## WHAT TO PRODUCE
Extract all lines containing "label".
#### PROVIDED RECORDS
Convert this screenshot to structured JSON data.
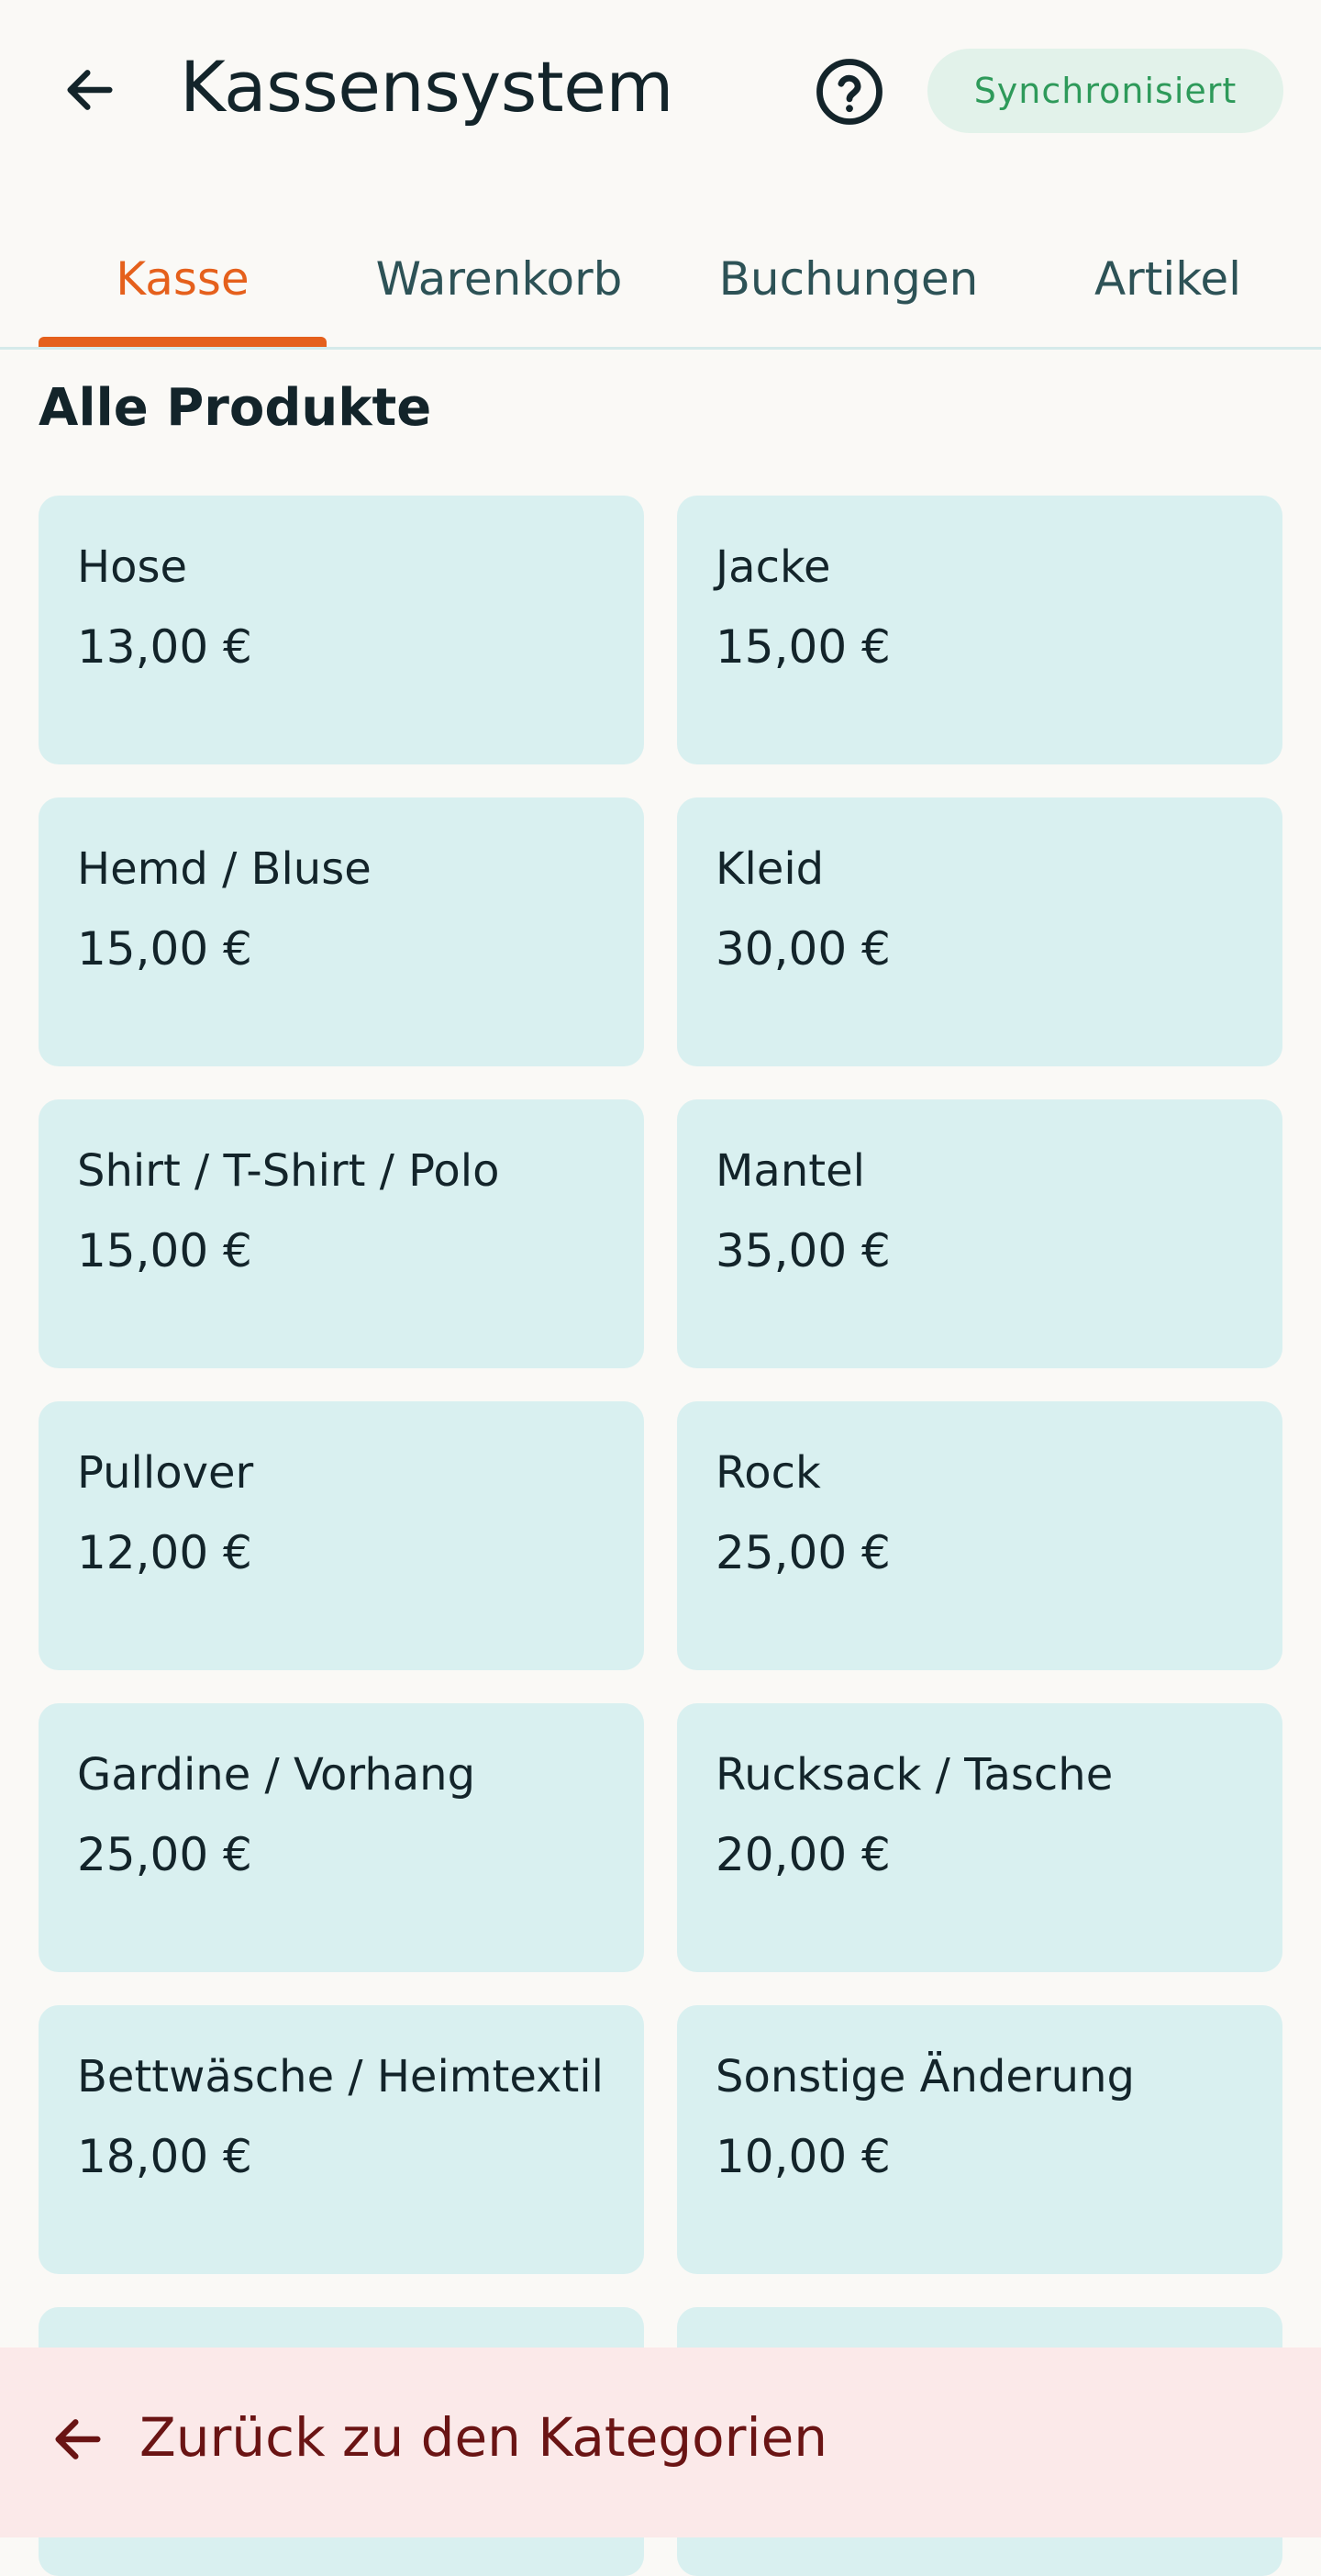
{
  "header": {
    "back_icon": "arrow-left-icon",
    "title": "Kassensystem",
    "help_icon": "question-circle-icon",
    "sync_status": "Synchronisiert"
  },
  "tabs": [
    {
      "label": "Kasse",
      "active": true
    },
    {
      "label": "Warenkorb",
      "active": false
    },
    {
      "label": "Buchungen",
      "active": false
    },
    {
      "label": "Artikel",
      "active": false
    }
  ],
  "section": {
    "title": "Alle Produkte"
  },
  "products": [
    {
      "name": "Hose",
      "price": "13,00 €"
    },
    {
      "name": "Jacke",
      "price": "15,00 €"
    },
    {
      "name": "Hemd / Bluse",
      "price": "15,00 €"
    },
    {
      "name": "Kleid",
      "price": "30,00 €"
    },
    {
      "name": "Shirt / T-Shirt / Polo",
      "price": "15,00 €"
    },
    {
      "name": "Mantel",
      "price": "35,00 €"
    },
    {
      "name": "Pullover",
      "price": "12,00 €"
    },
    {
      "name": "Rock",
      "price": "25,00 €"
    },
    {
      "name": "Gardine / Vorhang",
      "price": "25,00 €"
    },
    {
      "name": "Rucksack / Tasche",
      "price": "20,00 €"
    },
    {
      "name": "Bettwäsche / Heimtextil",
      "price": "18,00 €"
    },
    {
      "name": "Sonstige Änderung",
      "price": "10,00 €"
    },
    {
      "name": "",
      "price": ""
    },
    {
      "name": "",
      "price": ""
    }
  ],
  "footer": {
    "back_icon": "arrow-left-icon",
    "label": "Zurück zu den Kategorien"
  },
  "colors": {
    "accent": "#e5601c",
    "card_background": "#d9f0f0",
    "sync_badge_bg": "#e2f2ea",
    "sync_badge_text": "#2e9a5a",
    "footer_bg": "#fbe9e9",
    "footer_text": "#6a1414"
  }
}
########
## COMPLETE ANSWER
      "label": "Kasse",
      "label": "Warenkorb",
      "label": "Buchungen",
      "label": "Artikel",
    "label": "Zurück zu den Kategorien"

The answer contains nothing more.